Records from a data collection:
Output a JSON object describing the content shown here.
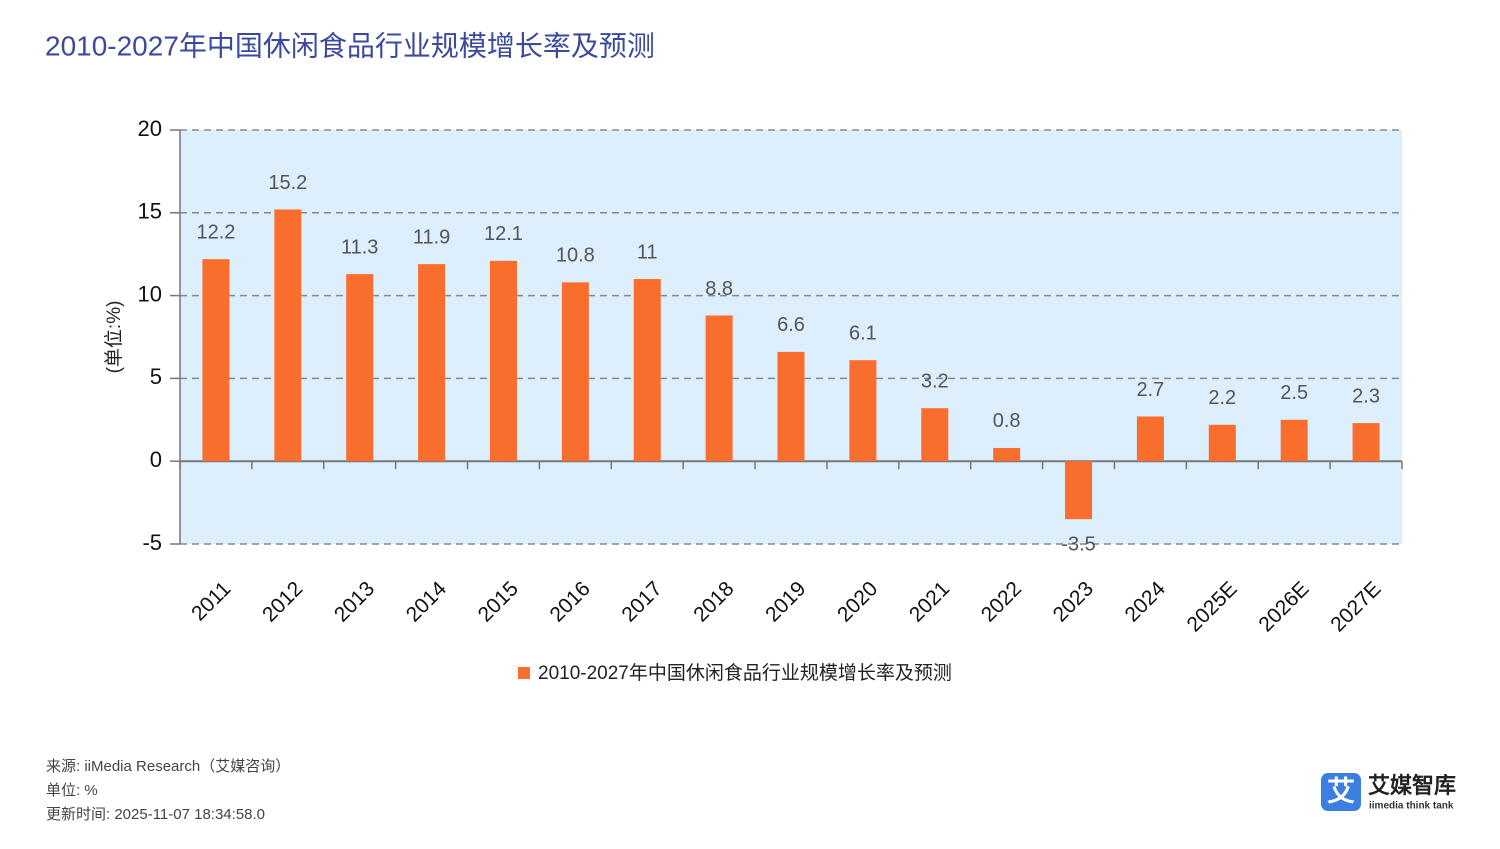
{
  "chart_data": {
    "type": "bar",
    "title": "2010-2027年中国休闲食品行业规模增长率及预测",
    "y_label": "(单位:%)",
    "categories": [
      "2011",
      "2012",
      "2013",
      "2014",
      "2015",
      "2016",
      "2017",
      "2018",
      "2019",
      "2020",
      "2021",
      "2022",
      "2023",
      "2024",
      "2025E",
      "2026E",
      "2027E"
    ],
    "series": [
      {
        "name": "2010-2027年中国休闲食品行业规模增长率及预测",
        "color": "#fa6e2d",
        "values": [
          12.2,
          15.2,
          11.3,
          11.9,
          12.1,
          10.8,
          11,
          8.8,
          6.6,
          6.1,
          3.2,
          0.8,
          -3.5,
          2.7,
          2.2,
          2.5,
          2.3
        ]
      }
    ],
    "ylim": [
      -5,
      20
    ],
    "yticks": [
      -5,
      0,
      5,
      10,
      15,
      20
    ],
    "grid": true
  },
  "footer": {
    "source": "来源: iiMedia Research（艾媒咨询）",
    "unit": "单位: %",
    "updated": "更新时间: 2025-11-07 18:34:58.0"
  },
  "logo": {
    "icon": "艾",
    "name": "艾媒智库",
    "subtitle": "iimedia think tank"
  }
}
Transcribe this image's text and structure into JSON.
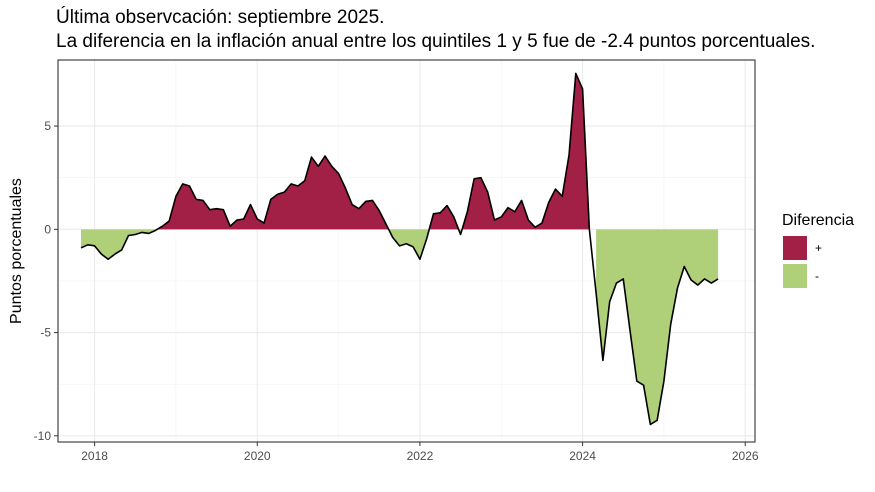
{
  "chart_data": {
    "type": "area",
    "title": "Última observcación: septiembre 2025.",
    "subtitle": "La diferencia en la inflación anual entre los quintiles 1 y 5 fue de -2.4 puntos porcentuales.",
    "xlabel": "",
    "ylabel": "Puntos porcentuales",
    "xlim": [
      2017.55,
      2026.12
    ],
    "ylim": [
      -10.3,
      8.2
    ],
    "x_ticks": [
      2018,
      2020,
      2022,
      2024,
      2026
    ],
    "x_tick_labels": [
      "2018",
      "2020",
      "2022",
      "2024",
      "2026"
    ],
    "y_ticks": [
      -10,
      -5,
      0,
      5
    ],
    "y_tick_labels": [
      "-10",
      "-5",
      "0",
      "5"
    ],
    "grid": true,
    "legend": {
      "title": "Diferencia",
      "position": "right",
      "items": [
        {
          "label": "+",
          "color": "#a21f45"
        },
        {
          "label": "-",
          "color": "#afcf78"
        }
      ]
    },
    "colors": {
      "positive": "#a21f45",
      "negative": "#afcf78",
      "line": "#000000"
    },
    "series": [
      {
        "name": "Diferencia",
        "start": {
          "year": 2017,
          "month": 11
        },
        "frequency": "monthly",
        "values": [
          -0.9,
          -0.75,
          -0.8,
          -1.2,
          -1.45,
          -1.2,
          -1.0,
          -0.3,
          -0.25,
          -0.15,
          -0.2,
          -0.05,
          0.15,
          0.4,
          1.6,
          2.2,
          2.1,
          1.45,
          1.4,
          0.95,
          1.0,
          0.95,
          0.15,
          0.45,
          0.5,
          1.2,
          0.5,
          0.3,
          1.45,
          1.7,
          1.8,
          2.2,
          2.1,
          2.35,
          3.5,
          3.05,
          3.55,
          3.05,
          2.7,
          2.0,
          1.2,
          1.0,
          1.35,
          1.4,
          0.9,
          0.25,
          -0.4,
          -0.8,
          -0.7,
          -0.85,
          -1.45,
          -0.45,
          0.75,
          0.8,
          1.15,
          0.6,
          -0.25,
          0.85,
          2.45,
          2.5,
          1.8,
          0.45,
          0.6,
          1.05,
          0.85,
          1.4,
          0.45,
          0.1,
          0.3,
          1.3,
          1.95,
          1.6,
          3.6,
          7.55,
          6.8,
          0.0,
          -3.1,
          -6.35,
          -3.5,
          -2.6,
          -2.4,
          -4.9,
          -7.35,
          -7.55,
          -9.45,
          -9.25,
          -7.35,
          -4.6,
          -2.85,
          -1.8,
          -2.45,
          -2.7,
          -2.4,
          -2.6,
          -2.4
        ]
      }
    ]
  }
}
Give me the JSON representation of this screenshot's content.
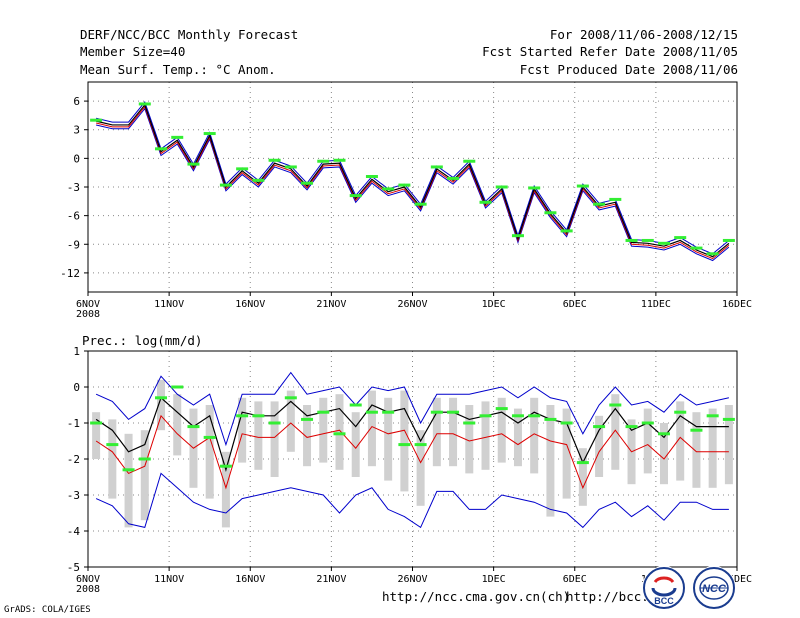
{
  "header": {
    "title": "DERF/NCC/BCC Monthly Forecast",
    "member_size": "Member Size=40",
    "variable": "Mean Surf. Temp.: °C Anom.",
    "period": "For 2008/11/06-2008/12/15",
    "started": "Fcst Started Refer Date 2008/11/05",
    "produced": "Fcst Produced Date 2008/11/06"
  },
  "footer": {
    "url1": "http://ncc.cma.gov.cn(ch)",
    "url2": "http://bcc.",
    "grads": "GrADS: COLA/IGES",
    "logo1": "BCC",
    "logo2": "NCC"
  },
  "colors": {
    "red": "#dd0000",
    "blue": "#0000cc",
    "green": "#33ee33",
    "gray": "#d0d0d0"
  },
  "chart_data": [
    {
      "type": "line",
      "title": "Mean Surf. Temp.: °C Anom.",
      "xlabel": "",
      "ylabel": "",
      "ylim": [
        -14,
        8
      ],
      "yticks": [
        6,
        3,
        0,
        -3,
        -6,
        -9,
        -12
      ],
      "xlim": [
        0,
        40
      ],
      "xticks": [
        {
          "day": 0,
          "label": "6NOV",
          "sub": "2008"
        },
        {
          "day": 5,
          "label": "11NOV"
        },
        {
          "day": 10,
          "label": "16NOV"
        },
        {
          "day": 15,
          "label": "21NOV"
        },
        {
          "day": 20,
          "label": "26NOV"
        },
        {
          "day": 25,
          "label": "1DEC"
        },
        {
          "day": 30,
          "label": "6DEC"
        },
        {
          "day": 35,
          "label": "11DEC"
        },
        {
          "day": 40,
          "label": "16DEC"
        }
      ],
      "x": [
        0,
        1,
        2,
        3,
        4,
        5,
        6,
        7,
        8,
        9,
        10,
        11,
        12,
        13,
        14,
        15,
        16,
        17,
        18,
        19,
        20,
        21,
        22,
        23,
        24,
        25,
        26,
        27,
        28,
        29,
        30,
        31,
        32,
        33,
        34,
        35,
        36,
        37,
        38,
        39
      ],
      "series": [
        {
          "name": "black",
          "values": [
            3.9,
            3.5,
            3.5,
            5.6,
            0.7,
            1.9,
            -0.9,
            2.4,
            -3.0,
            -1.3,
            -2.6,
            -0.5,
            -1.1,
            -2.9,
            -0.6,
            -0.5,
            -4.2,
            -2.2,
            -3.5,
            -3.0,
            -5.1,
            -1.1,
            -2.3,
            -0.6,
            -4.8,
            -3.2,
            -8.4,
            -3.2,
            -5.8,
            -7.8,
            -3.0,
            -5.0,
            -4.6,
            -8.8,
            -8.9,
            -9.2,
            -8.6,
            -9.6,
            -10.3,
            -8.9
          ]
        },
        {
          "name": "red",
          "values": [
            3.7,
            3.3,
            3.3,
            5.4,
            0.5,
            1.7,
            -1.1,
            2.2,
            -3.2,
            -1.5,
            -2.8,
            -0.7,
            -1.3,
            -3.1,
            -0.8,
            -0.7,
            -4.4,
            -2.4,
            -3.7,
            -3.2,
            -5.3,
            -1.3,
            -2.5,
            -0.8,
            -5.0,
            -3.4,
            -8.6,
            -3.4,
            -6.0,
            -8.0,
            -3.2,
            -5.2,
            -4.8,
            -9.0,
            -9.1,
            -9.4,
            -8.8,
            -9.8,
            -10.5,
            -9.1
          ]
        },
        {
          "name": "upper",
          "values": [
            4.2,
            3.8,
            3.8,
            5.9,
            1.0,
            2.2,
            -0.6,
            2.7,
            -2.7,
            -1.0,
            -2.3,
            -0.2,
            -0.8,
            -2.6,
            -0.3,
            -0.2,
            -3.9,
            -1.9,
            -3.2,
            -2.7,
            -4.8,
            -0.8,
            -2.0,
            -0.3,
            -4.5,
            -2.9,
            -8.1,
            -2.9,
            -5.5,
            -7.5,
            -2.7,
            -4.7,
            -4.3,
            -8.5,
            -8.6,
            -8.9,
            -8.3,
            -9.3,
            -10.0,
            -8.6
          ]
        },
        {
          "name": "lower",
          "values": [
            3.5,
            3.1,
            3.1,
            5.2,
            0.3,
            1.5,
            -1.3,
            2.0,
            -3.4,
            -1.7,
            -3.0,
            -0.9,
            -1.5,
            -3.3,
            -1.0,
            -0.9,
            -4.6,
            -2.6,
            -3.9,
            -3.4,
            -5.5,
            -1.5,
            -2.7,
            -1.0,
            -5.2,
            -3.6,
            -8.8,
            -3.6,
            -6.2,
            -8.2,
            -3.4,
            -5.4,
            -5.0,
            -9.2,
            -9.3,
            -9.6,
            -9.0,
            -10.0,
            -10.7,
            -9.3
          ]
        },
        {
          "name": "observed",
          "values": [
            4.0,
            null,
            null,
            5.7,
            1.0,
            2.2,
            -0.6,
            2.6,
            -2.8,
            -1.1,
            -2.3,
            -0.2,
            -0.9,
            -2.6,
            -0.3,
            -0.2,
            -3.9,
            -1.9,
            -3.2,
            -2.8,
            -4.8,
            -0.9,
            -2.1,
            -0.3,
            -4.6,
            -3.0,
            -8.1,
            -3.1,
            -5.7,
            -7.6,
            -2.9,
            -4.8,
            -4.3,
            -8.6,
            -8.6,
            -8.9,
            -8.3,
            -9.4,
            -10.0,
            -8.6
          ]
        }
      ],
      "grid": true
    },
    {
      "type": "line",
      "title": "Prec.: log(mm/d)",
      "xlabel": "",
      "ylabel": "",
      "ylim": [
        -5,
        1
      ],
      "yticks": [
        1,
        0,
        -1,
        -2,
        -3,
        -4,
        -5
      ],
      "xlim": [
        0,
        40
      ],
      "xticks": [
        {
          "day": 0,
          "label": "6NOV",
          "sub": "2008"
        },
        {
          "day": 5,
          "label": "11NOV"
        },
        {
          "day": 10,
          "label": "16NOV"
        },
        {
          "day": 15,
          "label": "21NOV"
        },
        {
          "day": 20,
          "label": "26NOV"
        },
        {
          "day": 25,
          "label": "1DEC"
        },
        {
          "day": 30,
          "label": "6DEC"
        },
        {
          "day": 35,
          "label": "11DEC"
        },
        {
          "day": 40,
          "label": "16DEC"
        }
      ],
      "x": [
        0,
        1,
        2,
        3,
        4,
        5,
        6,
        7,
        8,
        9,
        10,
        11,
        12,
        13,
        14,
        15,
        16,
        17,
        18,
        19,
        20,
        21,
        22,
        23,
        24,
        25,
        26,
        27,
        28,
        29,
        30,
        31,
        32,
        33,
        34,
        35,
        36,
        37,
        38,
        39
      ],
      "series": [
        {
          "name": "black",
          "values": [
            -0.9,
            -1.2,
            -1.8,
            -1.6,
            -0.3,
            -0.7,
            -1.1,
            -0.8,
            -2.3,
            -0.7,
            -0.8,
            -0.8,
            -0.4,
            -0.8,
            -0.7,
            -0.6,
            -1.1,
            -0.5,
            -0.7,
            -0.6,
            -1.5,
            -0.7,
            -0.7,
            -0.9,
            -0.8,
            -0.7,
            -1.0,
            -0.7,
            -0.9,
            -1.0,
            -2.1,
            -1.2,
            -0.6,
            -1.2,
            -1.0,
            -1.4,
            -0.8,
            -1.1,
            -1.1,
            -1.1
          ]
        },
        {
          "name": "red",
          "values": [
            -1.5,
            -1.8,
            -2.4,
            -2.2,
            -0.8,
            -1.3,
            -1.7,
            -1.4,
            -2.8,
            -1.3,
            -1.4,
            -1.4,
            -1.0,
            -1.4,
            -1.3,
            -1.2,
            -1.7,
            -1.1,
            -1.3,
            -1.2,
            -2.1,
            -1.3,
            -1.3,
            -1.5,
            -1.4,
            -1.3,
            -1.6,
            -1.3,
            -1.5,
            -1.6,
            -2.8,
            -1.8,
            -1.2,
            -1.8,
            -1.6,
            -2.0,
            -1.4,
            -1.8,
            -1.8,
            -1.8
          ]
        },
        {
          "name": "upper",
          "values": [
            -0.2,
            -0.4,
            -0.9,
            -0.6,
            0.3,
            -0.2,
            -0.5,
            -0.2,
            -1.6,
            -0.2,
            -0.2,
            -0.2,
            0.4,
            -0.2,
            -0.1,
            0.0,
            -0.5,
            0.0,
            -0.1,
            0.0,
            -1.0,
            -0.2,
            -0.2,
            -0.2,
            -0.1,
            0.0,
            -0.3,
            0.0,
            -0.3,
            -0.4,
            -1.3,
            -0.5,
            0.0,
            -0.5,
            -0.4,
            -0.7,
            -0.2,
            -0.5,
            -0.4,
            -0.3
          ]
        },
        {
          "name": "lower",
          "values": [
            -3.1,
            -3.3,
            -3.8,
            -3.9,
            -2.4,
            -2.8,
            -3.2,
            -3.4,
            -3.5,
            -3.1,
            -3.0,
            -2.9,
            -2.8,
            -2.9,
            -3.0,
            -3.5,
            -3.0,
            -2.8,
            -3.4,
            -3.6,
            -3.9,
            -2.9,
            -2.9,
            -3.4,
            -3.4,
            -3.0,
            -3.1,
            -3.2,
            -3.4,
            -3.5,
            -3.9,
            -3.4,
            -3.2,
            -3.6,
            -3.3,
            -3.7,
            -3.2,
            -3.2,
            -3.4,
            -3.4
          ]
        },
        {
          "name": "observed",
          "values": [
            -1.0,
            -1.6,
            -2.3,
            -2.0,
            -0.3,
            0.0,
            -1.1,
            -1.4,
            -2.2,
            -0.8,
            -0.8,
            -1.0,
            -0.3,
            -0.9,
            -0.7,
            -1.3,
            -0.5,
            -0.7,
            -0.7,
            -1.6,
            -1.6,
            -0.7,
            -0.7,
            -1.0,
            -0.8,
            -0.6,
            -0.8,
            -0.8,
            -0.9,
            -1.0,
            -2.1,
            -1.1,
            -0.5,
            -1.1,
            -1.0,
            -1.3,
            -0.7,
            -1.2,
            -0.8,
            -0.9
          ]
        }
      ],
      "boxes": [
        {
          "hi": -0.7,
          "lo": -2.0
        },
        {
          "hi": -0.9,
          "lo": -3.1
        },
        {
          "hi": -1.3,
          "lo": -3.9
        },
        {
          "hi": -1.2,
          "lo": -3.7
        },
        {
          "hi": 0.2,
          "lo": -1.2
        },
        {
          "hi": -0.2,
          "lo": -1.9
        },
        {
          "hi": -0.6,
          "lo": -2.8
        },
        {
          "hi": -0.5,
          "lo": -3.1
        },
        {
          "hi": -1.8,
          "lo": -3.9
        },
        {
          "hi": -0.3,
          "lo": -2.1
        },
        {
          "hi": -0.4,
          "lo": -2.3
        },
        {
          "hi": -0.4,
          "lo": -2.5
        },
        {
          "hi": -0.1,
          "lo": -1.8
        },
        {
          "hi": -0.5,
          "lo": -2.2
        },
        {
          "hi": -0.3,
          "lo": -2.1
        },
        {
          "hi": -0.2,
          "lo": -2.3
        },
        {
          "hi": -0.7,
          "lo": -2.5
        },
        {
          "hi": -0.1,
          "lo": -2.2
        },
        {
          "hi": -0.3,
          "lo": -2.6
        },
        {
          "hi": -0.1,
          "lo": -2.9
        },
        {
          "hi": -1.2,
          "lo": -3.3
        },
        {
          "hi": -0.3,
          "lo": -2.2
        },
        {
          "hi": -0.3,
          "lo": -2.2
        },
        {
          "hi": -0.5,
          "lo": -2.4
        },
        {
          "hi": -0.4,
          "lo": -2.3
        },
        {
          "hi": -0.3,
          "lo": -2.1
        },
        {
          "hi": -0.6,
          "lo": -2.2
        },
        {
          "hi": -0.3,
          "lo": -2.4
        },
        {
          "hi": -0.5,
          "lo": -3.6
        },
        {
          "hi": -0.6,
          "lo": -3.1
        },
        {
          "hi": -1.7,
          "lo": -3.3
        },
        {
          "hi": -0.8,
          "lo": -2.5
        },
        {
          "hi": -0.2,
          "lo": -2.3
        },
        {
          "hi": -0.9,
          "lo": -2.7
        },
        {
          "hi": -0.6,
          "lo": -2.4
        },
        {
          "hi": -1.0,
          "lo": -2.7
        },
        {
          "hi": -0.4,
          "lo": -2.6
        },
        {
          "hi": -0.7,
          "lo": -2.8
        },
        {
          "hi": -0.6,
          "lo": -2.8
        },
        {
          "hi": -0.5,
          "lo": -2.7
        }
      ],
      "grid": true
    }
  ]
}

Given problem: Write out each line of the data that holds the string "JSON".

Final answer:
Output a JSON object describing the content shown here.
Transcribe this image's text and structure into JSON.
Give me the JSON representation of this screenshot's content.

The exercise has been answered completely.